* _Exercise task_
From the listing below, extract each entry exactly as written, minus the images.

** start of Dataset excerpts **

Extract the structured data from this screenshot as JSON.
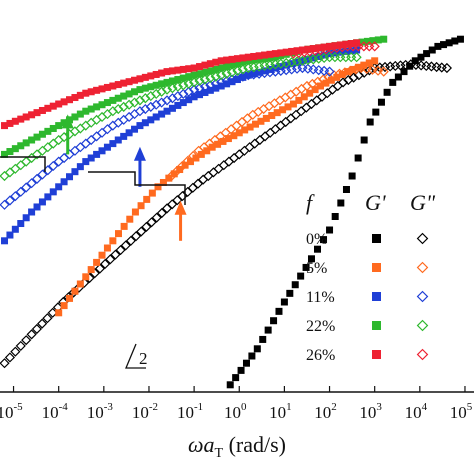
{
  "chart_data": {
    "type": "scatter",
    "title": "",
    "xlabel_parts": {
      "omega": "ω",
      "a": "a",
      "sub": "T",
      "unit": " (rad/s)"
    },
    "ylabel": "",
    "xscale": "log",
    "xlim": [
      -5.3,
      5.2
    ],
    "ylim": [
      0,
      1
    ],
    "x_ticks": [
      {
        "base": "10",
        "exp": "-5",
        "value": -5
      },
      {
        "base": "10",
        "exp": "-4",
        "value": -4
      },
      {
        "base": "10",
        "exp": "-3",
        "value": -3
      },
      {
        "base": "10",
        "exp": "-2",
        "value": -2
      },
      {
        "base": "10",
        "exp": "-1",
        "value": -1
      },
      {
        "base": "10",
        "exp": "0",
        "value": 0
      },
      {
        "base": "10",
        "exp": "1",
        "value": 1
      },
      {
        "base": "10",
        "exp": "2",
        "value": 2
      },
      {
        "base": "10",
        "exp": "3",
        "value": 3
      },
      {
        "base": "10",
        "exp": "4",
        "value": 4
      },
      {
        "base": "10",
        "exp": "5",
        "value": 5
      }
    ],
    "legend": {
      "header_f": "f",
      "header_gp": "G'",
      "header_gpp": "G\"",
      "position": "right"
    },
    "slope_label": "2",
    "series": [
      {
        "name": "0%",
        "color": "#000000",
        "fill_gp": "#000000",
        "gp": [
          [
            -0.2,
            0.02
          ],
          [
            0.4,
            0.12
          ],
          [
            1.0,
            0.25
          ],
          [
            1.6,
            0.37
          ],
          [
            2.0,
            0.45
          ],
          [
            2.5,
            0.6
          ],
          [
            2.9,
            0.75
          ],
          [
            3.4,
            0.86
          ],
          [
            3.9,
            0.92
          ],
          [
            4.4,
            0.96
          ],
          [
            4.9,
            0.98
          ]
        ],
        "gpp": [
          [
            -5.2,
            0.08
          ],
          [
            -4.6,
            0.16
          ],
          [
            -3.9,
            0.25
          ],
          [
            -3.2,
            0.33
          ],
          [
            -2.4,
            0.42
          ],
          [
            -1.6,
            0.51
          ],
          [
            -0.8,
            0.59
          ],
          [
            0.0,
            0.66
          ],
          [
            0.8,
            0.73
          ],
          [
            1.6,
            0.8
          ],
          [
            2.3,
            0.86
          ],
          [
            3.0,
            0.9
          ],
          [
            3.8,
            0.91
          ],
          [
            4.6,
            0.9
          ]
        ]
      },
      {
        "name": "5%",
        "color": "#ff6a1f",
        "fill_gp": "#ff6a1f",
        "gp": [
          [
            -4.0,
            0.22
          ],
          [
            -3.4,
            0.32
          ],
          [
            -2.8,
            0.42
          ],
          [
            -2.3,
            0.5
          ],
          [
            -1.8,
            0.57
          ],
          [
            -1.2,
            0.63
          ],
          [
            -0.6,
            0.68
          ],
          [
            0.0,
            0.72
          ],
          [
            0.6,
            0.76
          ],
          [
            1.2,
            0.8
          ],
          [
            1.8,
            0.85
          ],
          [
            2.4,
            0.89
          ],
          [
            3.0,
            0.92
          ]
        ],
        "gpp": [
          [
            -1.5,
            0.6
          ],
          [
            -0.9,
            0.67
          ],
          [
            -0.3,
            0.72
          ],
          [
            0.3,
            0.77
          ],
          [
            0.9,
            0.81
          ],
          [
            1.5,
            0.85
          ],
          [
            2.1,
            0.88
          ],
          [
            2.7,
            0.9
          ],
          [
            3.2,
            0.89
          ]
        ]
      },
      {
        "name": "11%",
        "color": "#1f3fd6",
        "fill_gp": "#1f3fd6",
        "gp": [
          [
            -5.2,
            0.42
          ],
          [
            -4.6,
            0.5
          ],
          [
            -4.0,
            0.57
          ],
          [
            -3.4,
            0.64
          ],
          [
            -2.8,
            0.69
          ],
          [
            -2.2,
            0.74
          ],
          [
            -1.6,
            0.78
          ],
          [
            -1.0,
            0.82
          ],
          [
            -0.4,
            0.85
          ],
          [
            0.2,
            0.88
          ],
          [
            0.8,
            0.9
          ],
          [
            1.4,
            0.92
          ],
          [
            2.0,
            0.94
          ],
          [
            2.6,
            0.95
          ]
        ],
        "gpp": [
          [
            -5.2,
            0.52
          ],
          [
            -4.6,
            0.58
          ],
          [
            -4.0,
            0.64
          ],
          [
            -3.4,
            0.69
          ],
          [
            -2.8,
            0.74
          ],
          [
            -2.2,
            0.78
          ],
          [
            -1.6,
            0.81
          ],
          [
            -1.0,
            0.84
          ],
          [
            -0.4,
            0.86
          ],
          [
            0.2,
            0.88
          ],
          [
            0.8,
            0.89
          ],
          [
            1.4,
            0.9
          ],
          [
            2.0,
            0.89
          ]
        ]
      },
      {
        "name": "22%",
        "color": "#2eb82e",
        "fill_gp": "#2eb82e",
        "gp": [
          [
            -5.2,
            0.66
          ],
          [
            -4.6,
            0.7
          ],
          [
            -4.0,
            0.74
          ],
          [
            -3.4,
            0.78
          ],
          [
            -2.8,
            0.81
          ],
          [
            -2.2,
            0.84
          ],
          [
            -1.6,
            0.86
          ],
          [
            -1.0,
            0.88
          ],
          [
            -0.4,
            0.9
          ],
          [
            0.2,
            0.92
          ],
          [
            0.8,
            0.93
          ],
          [
            1.4,
            0.95
          ],
          [
            2.0,
            0.96
          ],
          [
            2.6,
            0.97
          ],
          [
            3.2,
            0.98
          ]
        ],
        "gpp": [
          [
            -5.2,
            0.6
          ],
          [
            -4.6,
            0.65
          ],
          [
            -4.0,
            0.7
          ],
          [
            -3.4,
            0.74
          ],
          [
            -2.8,
            0.78
          ],
          [
            -2.2,
            0.81
          ],
          [
            -1.6,
            0.84
          ],
          [
            -1.0,
            0.86
          ],
          [
            -0.4,
            0.88
          ],
          [
            0.2,
            0.9
          ],
          [
            0.8,
            0.91
          ],
          [
            1.4,
            0.92
          ],
          [
            2.0,
            0.93
          ],
          [
            2.6,
            0.93
          ]
        ]
      },
      {
        "name": "26%",
        "color": "#ee2233",
        "fill_gp": "#ee2233",
        "gp": [
          [
            -5.2,
            0.74
          ],
          [
            -4.6,
            0.77
          ],
          [
            -4.0,
            0.8
          ],
          [
            -3.4,
            0.83
          ],
          [
            -2.8,
            0.85
          ],
          [
            -2.2,
            0.87
          ],
          [
            -1.6,
            0.89
          ],
          [
            -1.0,
            0.9
          ],
          [
            -0.4,
            0.92
          ],
          [
            0.2,
            0.93
          ],
          [
            0.8,
            0.94
          ],
          [
            1.4,
            0.95
          ],
          [
            2.0,
            0.96
          ],
          [
            2.6,
            0.97
          ]
        ],
        "gpp": [
          [
            1.2,
            0.94
          ],
          [
            1.8,
            0.95
          ],
          [
            2.4,
            0.96
          ],
          [
            3.0,
            0.96
          ]
        ]
      }
    ]
  }
}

** end of Dataset excerpts **

* _Exercise solution_
Extract the structured data from this screenshot as JSON.
{
  "chart_data": {
    "type": "scatter",
    "title": "",
    "xlabel_parts": {
      "omega": "ω",
      "a": "a",
      "sub": "T",
      "unit": " (rad/s)"
    },
    "ylabel": "",
    "xscale": "log",
    "xlim": [
      -5.3,
      5.2
    ],
    "ylim": [
      0,
      1
    ],
    "x_ticks": [
      {
        "base": "10",
        "exp": "-5",
        "value": -5
      },
      {
        "base": "10",
        "exp": "-4",
        "value": -4
      },
      {
        "base": "10",
        "exp": "-3",
        "value": -3
      },
      {
        "base": "10",
        "exp": "-2",
        "value": -2
      },
      {
        "base": "10",
        "exp": "-1",
        "value": -1
      },
      {
        "base": "10",
        "exp": "0",
        "value": 0
      },
      {
        "base": "10",
        "exp": "1",
        "value": 1
      },
      {
        "base": "10",
        "exp": "2",
        "value": 2
      },
      {
        "base": "10",
        "exp": "3",
        "value": 3
      },
      {
        "base": "10",
        "exp": "4",
        "value": 4
      },
      {
        "base": "10",
        "exp": "5",
        "value": 5
      }
    ],
    "legend": {
      "header_f": "f",
      "header_gp": "G'",
      "header_gpp": "G\"",
      "position": "right"
    },
    "slope_label": "2",
    "series": [
      {
        "name": "0%",
        "color": "#000000",
        "fill_gp": "#000000",
        "gp": [
          [
            -0.2,
            0.02
          ],
          [
            0.4,
            0.12
          ],
          [
            1.0,
            0.25
          ],
          [
            1.6,
            0.37
          ],
          [
            2.0,
            0.45
          ],
          [
            2.5,
            0.6
          ],
          [
            2.9,
            0.75
          ],
          [
            3.4,
            0.86
          ],
          [
            3.9,
            0.92
          ],
          [
            4.4,
            0.96
          ],
          [
            4.9,
            0.98
          ]
        ],
        "gpp": [
          [
            -5.2,
            0.08
          ],
          [
            -4.6,
            0.16
          ],
          [
            -3.9,
            0.25
          ],
          [
            -3.2,
            0.33
          ],
          [
            -2.4,
            0.42
          ],
          [
            -1.6,
            0.51
          ],
          [
            -0.8,
            0.59
          ],
          [
            0.0,
            0.66
          ],
          [
            0.8,
            0.73
          ],
          [
            1.6,
            0.8
          ],
          [
            2.3,
            0.86
          ],
          [
            3.0,
            0.9
          ],
          [
            3.8,
            0.91
          ],
          [
            4.6,
            0.9
          ]
        ]
      },
      {
        "name": "5%",
        "color": "#ff6a1f",
        "fill_gp": "#ff6a1f",
        "gp": [
          [
            -4.0,
            0.22
          ],
          [
            -3.4,
            0.32
          ],
          [
            -2.8,
            0.42
          ],
          [
            -2.3,
            0.5
          ],
          [
            -1.8,
            0.57
          ],
          [
            -1.2,
            0.63
          ],
          [
            -0.6,
            0.68
          ],
          [
            0.0,
            0.72
          ],
          [
            0.6,
            0.76
          ],
          [
            1.2,
            0.8
          ],
          [
            1.8,
            0.85
          ],
          [
            2.4,
            0.89
          ],
          [
            3.0,
            0.92
          ]
        ],
        "gpp": [
          [
            -1.5,
            0.6
          ],
          [
            -0.9,
            0.67
          ],
          [
            -0.3,
            0.72
          ],
          [
            0.3,
            0.77
          ],
          [
            0.9,
            0.81
          ],
          [
            1.5,
            0.85
          ],
          [
            2.1,
            0.88
          ],
          [
            2.7,
            0.9
          ],
          [
            3.2,
            0.89
          ]
        ]
      },
      {
        "name": "11%",
        "color": "#1f3fd6",
        "fill_gp": "#1f3fd6",
        "gp": [
          [
            -5.2,
            0.42
          ],
          [
            -4.6,
            0.5
          ],
          [
            -4.0,
            0.57
          ],
          [
            -3.4,
            0.64
          ],
          [
            -2.8,
            0.69
          ],
          [
            -2.2,
            0.74
          ],
          [
            -1.6,
            0.78
          ],
          [
            -1.0,
            0.82
          ],
          [
            -0.4,
            0.85
          ],
          [
            0.2,
            0.88
          ],
          [
            0.8,
            0.9
          ],
          [
            1.4,
            0.92
          ],
          [
            2.0,
            0.94
          ],
          [
            2.6,
            0.95
          ]
        ],
        "gpp": [
          [
            -5.2,
            0.52
          ],
          [
            -4.6,
            0.58
          ],
          [
            -4.0,
            0.64
          ],
          [
            -3.4,
            0.69
          ],
          [
            -2.8,
            0.74
          ],
          [
            -2.2,
            0.78
          ],
          [
            -1.6,
            0.81
          ],
          [
            -1.0,
            0.84
          ],
          [
            -0.4,
            0.86
          ],
          [
            0.2,
            0.88
          ],
          [
            0.8,
            0.89
          ],
          [
            1.4,
            0.9
          ],
          [
            2.0,
            0.89
          ]
        ]
      },
      {
        "name": "22%",
        "color": "#2eb82e",
        "fill_gp": "#2eb82e",
        "gp": [
          [
            -5.2,
            0.66
          ],
          [
            -4.6,
            0.7
          ],
          [
            -4.0,
            0.74
          ],
          [
            -3.4,
            0.78
          ],
          [
            -2.8,
            0.81
          ],
          [
            -2.2,
            0.84
          ],
          [
            -1.6,
            0.86
          ],
          [
            -1.0,
            0.88
          ],
          [
            -0.4,
            0.9
          ],
          [
            0.2,
            0.92
          ],
          [
            0.8,
            0.93
          ],
          [
            1.4,
            0.95
          ],
          [
            2.0,
            0.96
          ],
          [
            2.6,
            0.97
          ],
          [
            3.2,
            0.98
          ]
        ],
        "gpp": [
          [
            -5.2,
            0.6
          ],
          [
            -4.6,
            0.65
          ],
          [
            -4.0,
            0.7
          ],
          [
            -3.4,
            0.74
          ],
          [
            -2.8,
            0.78
          ],
          [
            -2.2,
            0.81
          ],
          [
            -1.6,
            0.84
          ],
          [
            -1.0,
            0.86
          ],
          [
            -0.4,
            0.88
          ],
          [
            0.2,
            0.9
          ],
          [
            0.8,
            0.91
          ],
          [
            1.4,
            0.92
          ],
          [
            2.0,
            0.93
          ],
          [
            2.6,
            0.93
          ]
        ]
      },
      {
        "name": "26%",
        "color": "#ee2233",
        "fill_gp": "#ee2233",
        "gp": [
          [
            -5.2,
            0.74
          ],
          [
            -4.6,
            0.77
          ],
          [
            -4.0,
            0.8
          ],
          [
            -3.4,
            0.83
          ],
          [
            -2.8,
            0.85
          ],
          [
            -2.2,
            0.87
          ],
          [
            -1.6,
            0.89
          ],
          [
            -1.0,
            0.9
          ],
          [
            -0.4,
            0.92
          ],
          [
            0.2,
            0.93
          ],
          [
            0.8,
            0.94
          ],
          [
            1.4,
            0.95
          ],
          [
            2.0,
            0.96
          ],
          [
            2.6,
            0.97
          ]
        ],
        "gpp": [
          [
            1.2,
            0.94
          ],
          [
            1.8,
            0.95
          ],
          [
            2.4,
            0.96
          ],
          [
            3.0,
            0.96
          ]
        ]
      }
    ]
  }
}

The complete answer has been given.